___ Document section ___

In some ways, it feels like Twitch.tv.

I'm a little sad when I think of all these people making an 'exception' with twitch.tv by turning off their ad-blocks, by gladly giving $5 per month PER subscription (and some people subscribe multiple times on the same channel), by excusing a streaming website that still uses Flash and has a terrible, TERRIBLE user interface.

But it's all forgiven, because of the 'community'.

Well, that 'community' sold for a billion and you won't see a nickel for it.

Remember when Twitch was so much better than Youtube? Yeah... but the service is slowly changing to please corporate, and you won't have any say in it. New subscribe buttons no longer remove ads, they've added some music detection stuff that mutes videos, they no longer keep videos forever, they decide to ban 'cleavages', then games...

It's a one way relationship. The naive viewers are doing all these concessions for a company in which they have no equities.

Edit: Forgot to mention the new gamification of subscriptions "X suscribed for Y months in row!". That's pure genius. Evil, but still genius.




Twitch still uses flash because HLS wasn't widely supported until recently. Everyone knows Twitch takes half of the $5, there is no naivety there. And the gamification of subscriptions is a good thing for streamers. Anyone who has been a partner with both Twitch and YouTube will tell you Twitch is miles ahead when it comes to actually caring about its partners.


I'm not arguing against the choices of Twitch per se, I'm commenting on the bunch of free passes they get because the viewers see themselves as part of the 'twitch community'.

Saying that the gamification of subscriptions is good for the streamer is the same as saying that games with micro-transactions, designed to be addictive, are good for the developers. Of course it is, but someone is paying for it...


The music detection stuff I feel was probably bigger than them. DMCA and whatnot. You forget YouTube follows suite in this regard.

Not keeping videos forever honestly made sense to me. They were very scientific about it in their blog post and showed that honestly, nobody is really watching these archives. If at most they're there to watch a certain clip (which can be highlighted which ARE kept forever).

___ Extracted records ___

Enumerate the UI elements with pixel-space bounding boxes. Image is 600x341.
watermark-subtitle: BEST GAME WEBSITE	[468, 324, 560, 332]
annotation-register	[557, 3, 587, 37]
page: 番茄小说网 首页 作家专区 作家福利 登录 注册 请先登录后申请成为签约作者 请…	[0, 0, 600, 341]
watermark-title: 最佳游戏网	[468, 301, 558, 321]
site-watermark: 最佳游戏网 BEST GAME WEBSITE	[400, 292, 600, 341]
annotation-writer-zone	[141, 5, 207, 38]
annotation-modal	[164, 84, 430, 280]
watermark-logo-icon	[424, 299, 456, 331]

___

[Goals]
• A. Revise the Twitch discussion starting with "In some ways, it" and going on through "of the 'community'.", changing "ad-blocks" to "ad blockers".
• B. Extend the Twitch discussion from the point where it stops.
The data have no connection to the Twitch discussion.

[Answers to the problems]
• A.
In some ways, it feels like Twitch.tv.

I'm a little sad when I think of all these people making an 'exception' with twitch.tv by turning off their ad blockers, by gladly giving $5 per month PER subscription (and some people subscribe multiple times on the same channel), by excusing a streaming website that still uses Flash and has a terrible, TERRIBLE user interface.

But it's all forgiven, because of the 'community'.

• B.
Banning cleavages again makes sense... Otherwise the site would turn into a softcore cam site with gamers.

I'm not saying you're wrong; Twitch can certainly go down that route, but most of your examples are in my opinion exaggerated.


> Banning cleavages again makes sense... Otherwise the site would turn into a softcore cam site with gamers.

Wait what? I've never seen or heard of anything remotely close to "softcore cam" on Twitch, I find it extremely stupid and rather discriminatory to ban cleavage for female gamers. It's a very bad omen for further possible restrictions imho.


I've seen softcore pornographic material from twitch. Women flashing their breasts or ass at the webcam.

Granted, that sort of thing apparently is uncommon because the people who did it were apparently almost immediately banned... but that's rather the point, isn't it? You don't see it because they ban it.


How are they exaggerated? Some of these can be 'good', but they still are all unilateral changes, which is precisely the problem with the false sentiment of community.


I'm not sure this is an "exploitative relationship", unless you also define your relationship with a supermarket chain or netflix to be "exploitative". You give money for a service. Said service tries to extract money as efficiently as possible.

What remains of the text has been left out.